# 原文段落:
题目:
The game “The Pilots Brothers: following the stripy elephant” has a quest where a player needs to open a refrigerator.
There are 16 handles on the refrigerator door. Every handle can be in one of two states: open or closed. The refrigerator is open only when all handles are open. The handles are represented as a matrix 4х4. You can change the state of a handle in any location [i, j] (1 ≤ i, j ≤ 4). However, this also changes states of all handles in row i and all handles in column j.
The task is to determine the minimum number of handle switching necessary to open the refrigerator.
Input
The input contains four lines. Each of the four lines contains four characters describing the initial state of appropriate handles. A symbol “+” means that the handle is in closed state, whereas the symbol “−” means “open”. At least one of the handles is initially closed.
Output
The first line of the input contains N – the minimum number of switching. The rest N lines describe switching sequence. Each of the lines contains a row number and a column number of the matrix separated by one or more spaces. If there are several solutions, you may give any one of them.

# 练习题目 A:
在冰箱把手那段文字里,输入中的符号"+"代表把手处于什么状态?
# 练习题目 B:
请从冰箱把手那段文字的最后一句之后接着写下去。

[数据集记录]
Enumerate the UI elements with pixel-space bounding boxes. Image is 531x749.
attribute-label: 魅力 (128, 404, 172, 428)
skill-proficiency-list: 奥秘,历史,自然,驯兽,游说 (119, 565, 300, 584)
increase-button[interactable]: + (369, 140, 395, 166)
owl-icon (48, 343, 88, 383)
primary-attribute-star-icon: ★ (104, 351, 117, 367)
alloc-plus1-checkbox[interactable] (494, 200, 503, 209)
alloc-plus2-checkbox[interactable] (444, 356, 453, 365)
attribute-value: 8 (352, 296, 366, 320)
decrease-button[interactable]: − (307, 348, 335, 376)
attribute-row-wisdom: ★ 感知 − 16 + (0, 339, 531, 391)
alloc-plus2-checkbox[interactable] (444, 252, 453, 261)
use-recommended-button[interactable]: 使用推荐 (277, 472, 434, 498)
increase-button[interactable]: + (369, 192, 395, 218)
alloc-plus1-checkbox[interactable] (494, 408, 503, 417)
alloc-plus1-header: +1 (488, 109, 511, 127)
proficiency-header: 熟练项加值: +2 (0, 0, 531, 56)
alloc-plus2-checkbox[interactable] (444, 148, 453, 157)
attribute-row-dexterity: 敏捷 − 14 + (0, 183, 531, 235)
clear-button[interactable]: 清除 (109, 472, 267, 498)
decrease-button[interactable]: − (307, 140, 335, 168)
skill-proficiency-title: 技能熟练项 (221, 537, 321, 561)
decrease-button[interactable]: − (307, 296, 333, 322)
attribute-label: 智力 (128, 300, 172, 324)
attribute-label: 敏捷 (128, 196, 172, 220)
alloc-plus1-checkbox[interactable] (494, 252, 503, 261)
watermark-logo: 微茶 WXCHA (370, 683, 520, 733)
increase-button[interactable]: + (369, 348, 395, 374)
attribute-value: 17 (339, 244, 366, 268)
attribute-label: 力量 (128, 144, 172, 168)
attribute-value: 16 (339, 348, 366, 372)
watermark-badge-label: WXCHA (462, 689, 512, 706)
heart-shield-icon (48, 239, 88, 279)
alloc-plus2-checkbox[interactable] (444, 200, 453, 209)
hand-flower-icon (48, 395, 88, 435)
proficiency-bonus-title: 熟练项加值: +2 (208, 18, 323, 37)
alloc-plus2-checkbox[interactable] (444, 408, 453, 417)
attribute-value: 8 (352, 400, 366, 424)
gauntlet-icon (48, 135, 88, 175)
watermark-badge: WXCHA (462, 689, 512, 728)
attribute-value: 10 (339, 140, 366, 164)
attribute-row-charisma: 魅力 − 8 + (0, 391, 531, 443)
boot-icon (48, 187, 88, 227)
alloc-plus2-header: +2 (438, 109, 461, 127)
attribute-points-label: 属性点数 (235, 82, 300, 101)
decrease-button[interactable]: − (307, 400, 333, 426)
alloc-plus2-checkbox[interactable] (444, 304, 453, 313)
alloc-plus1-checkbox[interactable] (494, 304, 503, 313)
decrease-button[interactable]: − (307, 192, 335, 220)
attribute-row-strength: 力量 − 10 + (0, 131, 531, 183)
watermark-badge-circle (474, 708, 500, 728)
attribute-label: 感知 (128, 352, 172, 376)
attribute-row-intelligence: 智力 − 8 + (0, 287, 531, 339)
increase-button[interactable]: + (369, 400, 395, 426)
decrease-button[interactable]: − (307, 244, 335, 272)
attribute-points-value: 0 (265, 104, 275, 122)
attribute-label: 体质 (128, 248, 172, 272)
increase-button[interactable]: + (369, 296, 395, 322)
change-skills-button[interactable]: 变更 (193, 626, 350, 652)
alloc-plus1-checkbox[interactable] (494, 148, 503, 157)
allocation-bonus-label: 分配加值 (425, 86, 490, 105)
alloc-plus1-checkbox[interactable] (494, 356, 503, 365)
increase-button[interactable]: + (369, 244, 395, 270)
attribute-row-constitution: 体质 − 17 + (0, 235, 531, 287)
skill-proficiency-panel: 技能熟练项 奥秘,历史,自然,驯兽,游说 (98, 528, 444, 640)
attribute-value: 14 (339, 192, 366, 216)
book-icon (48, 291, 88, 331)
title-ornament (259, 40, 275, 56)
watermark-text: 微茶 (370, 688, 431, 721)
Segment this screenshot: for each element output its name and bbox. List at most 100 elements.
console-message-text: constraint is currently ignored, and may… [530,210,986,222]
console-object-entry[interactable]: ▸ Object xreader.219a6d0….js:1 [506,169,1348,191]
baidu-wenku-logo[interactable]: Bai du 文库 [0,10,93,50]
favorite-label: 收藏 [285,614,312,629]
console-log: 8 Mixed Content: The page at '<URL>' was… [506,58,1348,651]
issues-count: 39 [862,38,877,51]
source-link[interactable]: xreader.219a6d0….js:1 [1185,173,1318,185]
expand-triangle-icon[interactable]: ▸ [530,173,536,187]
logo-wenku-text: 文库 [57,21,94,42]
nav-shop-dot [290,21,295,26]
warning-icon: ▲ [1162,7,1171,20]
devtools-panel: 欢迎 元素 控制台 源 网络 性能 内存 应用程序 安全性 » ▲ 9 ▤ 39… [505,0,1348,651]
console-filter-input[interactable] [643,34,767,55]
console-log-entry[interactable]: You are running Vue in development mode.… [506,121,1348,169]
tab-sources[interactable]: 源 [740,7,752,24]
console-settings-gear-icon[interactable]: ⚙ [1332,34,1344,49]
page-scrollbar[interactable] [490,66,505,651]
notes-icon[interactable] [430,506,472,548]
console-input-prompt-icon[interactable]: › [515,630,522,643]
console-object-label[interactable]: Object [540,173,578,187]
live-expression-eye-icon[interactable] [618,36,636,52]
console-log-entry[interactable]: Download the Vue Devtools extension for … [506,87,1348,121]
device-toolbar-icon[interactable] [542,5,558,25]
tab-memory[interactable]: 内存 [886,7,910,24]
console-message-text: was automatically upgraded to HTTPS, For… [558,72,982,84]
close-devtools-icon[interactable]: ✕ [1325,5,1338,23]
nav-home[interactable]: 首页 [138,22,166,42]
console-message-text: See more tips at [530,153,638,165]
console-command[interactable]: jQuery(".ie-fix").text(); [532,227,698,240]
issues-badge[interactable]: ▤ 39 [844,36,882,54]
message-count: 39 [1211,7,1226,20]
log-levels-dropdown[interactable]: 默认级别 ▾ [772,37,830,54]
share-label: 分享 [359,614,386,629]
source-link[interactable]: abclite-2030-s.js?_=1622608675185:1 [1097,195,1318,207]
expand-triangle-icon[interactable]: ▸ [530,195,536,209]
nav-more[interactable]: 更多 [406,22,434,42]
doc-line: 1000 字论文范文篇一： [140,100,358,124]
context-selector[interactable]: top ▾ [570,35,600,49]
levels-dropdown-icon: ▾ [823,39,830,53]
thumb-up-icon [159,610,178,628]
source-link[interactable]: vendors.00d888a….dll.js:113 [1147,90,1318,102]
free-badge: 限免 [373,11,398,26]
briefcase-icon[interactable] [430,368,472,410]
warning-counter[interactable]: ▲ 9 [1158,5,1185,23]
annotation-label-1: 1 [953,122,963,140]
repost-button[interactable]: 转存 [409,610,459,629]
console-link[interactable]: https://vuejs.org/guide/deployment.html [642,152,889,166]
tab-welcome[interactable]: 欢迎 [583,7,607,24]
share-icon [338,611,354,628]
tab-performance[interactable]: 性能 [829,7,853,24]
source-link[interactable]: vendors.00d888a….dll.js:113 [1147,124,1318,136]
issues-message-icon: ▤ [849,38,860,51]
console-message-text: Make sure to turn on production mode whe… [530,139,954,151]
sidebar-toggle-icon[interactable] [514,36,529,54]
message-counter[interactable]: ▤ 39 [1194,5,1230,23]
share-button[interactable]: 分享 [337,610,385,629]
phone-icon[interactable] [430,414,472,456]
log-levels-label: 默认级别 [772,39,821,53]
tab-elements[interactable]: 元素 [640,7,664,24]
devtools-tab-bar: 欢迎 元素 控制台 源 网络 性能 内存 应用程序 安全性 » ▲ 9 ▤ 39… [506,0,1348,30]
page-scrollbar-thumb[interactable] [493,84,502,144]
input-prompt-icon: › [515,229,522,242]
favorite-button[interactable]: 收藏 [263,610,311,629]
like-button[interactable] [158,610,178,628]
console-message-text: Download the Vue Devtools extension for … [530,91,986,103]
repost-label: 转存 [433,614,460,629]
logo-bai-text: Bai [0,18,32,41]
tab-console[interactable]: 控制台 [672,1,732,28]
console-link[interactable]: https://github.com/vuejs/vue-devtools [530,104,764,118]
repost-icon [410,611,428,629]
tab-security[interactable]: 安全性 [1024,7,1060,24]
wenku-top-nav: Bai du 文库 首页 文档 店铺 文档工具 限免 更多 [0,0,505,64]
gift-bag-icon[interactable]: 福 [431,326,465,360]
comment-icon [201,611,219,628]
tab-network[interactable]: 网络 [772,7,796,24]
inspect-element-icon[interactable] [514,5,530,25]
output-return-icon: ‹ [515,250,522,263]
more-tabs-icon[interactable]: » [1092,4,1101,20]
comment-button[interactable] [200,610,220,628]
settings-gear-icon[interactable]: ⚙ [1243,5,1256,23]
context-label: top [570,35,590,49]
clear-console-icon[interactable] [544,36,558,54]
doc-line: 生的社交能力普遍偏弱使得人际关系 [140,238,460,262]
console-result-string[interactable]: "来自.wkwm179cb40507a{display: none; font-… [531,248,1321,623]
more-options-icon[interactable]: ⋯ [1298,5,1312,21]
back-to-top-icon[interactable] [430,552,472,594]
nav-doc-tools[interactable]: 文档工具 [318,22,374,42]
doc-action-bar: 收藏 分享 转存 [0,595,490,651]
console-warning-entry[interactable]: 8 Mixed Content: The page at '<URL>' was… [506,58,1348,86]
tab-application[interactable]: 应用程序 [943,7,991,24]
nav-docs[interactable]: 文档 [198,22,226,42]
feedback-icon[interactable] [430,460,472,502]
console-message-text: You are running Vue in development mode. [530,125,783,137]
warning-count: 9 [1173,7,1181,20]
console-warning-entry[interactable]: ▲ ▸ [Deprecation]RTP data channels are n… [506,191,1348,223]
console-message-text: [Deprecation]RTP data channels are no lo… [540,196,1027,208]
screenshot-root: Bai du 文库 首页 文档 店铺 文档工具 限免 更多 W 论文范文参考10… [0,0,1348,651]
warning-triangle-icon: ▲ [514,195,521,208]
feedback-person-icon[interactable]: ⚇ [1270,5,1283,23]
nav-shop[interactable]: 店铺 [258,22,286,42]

# 任务作答 A:
代表把手处于关闭状态。

# 任务作答 B:
Sample Input
-+-- ---- ---- -+--
Sample Output
6 1 1 1 3 1 4 4 1 4 3 4 4
题意:
给你一张图,然你经过多次反转后整张图变成全是“-”,要求你求出最小的翻转次数,并且输出所有的翻转位置;
思路:
看到这道题我的第一反应是和Flip Game这道题一样应该用位运算,但是我的位运算学的不好,所以没有做,但是我看了网上大神的思路,果然,大神就是大神!
如果要把某个+翻成-,把它所在的行和列的所有格都翻一遍就可以了 。
那它本身翻7次,它所在行或列的单位被翻4次,其他位置的被翻2次。翻偶数次和没翻一样,翻7次和翻1次一样。那么定义一个数组,对所有的+做统计,令其所在的行和列的元素都为1,最后再看一下,元素为1的位置就是被翻转过的位置,而元素为1的元素个数就是n的值。
代码如下:
#include<stdio.h>
#include<string.h>
int i,j;
int a[4][4];
int main()
{
memset(a,0,sizeof(a));
char c;
for(i=0; i<4; i++)
{
for(j=0; j<4; j++)
{
scanf("%c",&c);
if(c=='+')
{
a[i][j]=!a[i][j];//转换成0和1代表整个图;0代表-,1代表+;
//printf("%d\n",a[i][j]);
for(int k=0; k<4; k++)//同行同列的翻转;
{
a[i][k]=!a[i][k];
a[k][j]=!a[k][j];
}
}
}
scanf("%*c");
}
int s=0;
for(i=0; i<4; i++)
{
for(j=0; j<4; j++)
{
if(a[i][j]==1)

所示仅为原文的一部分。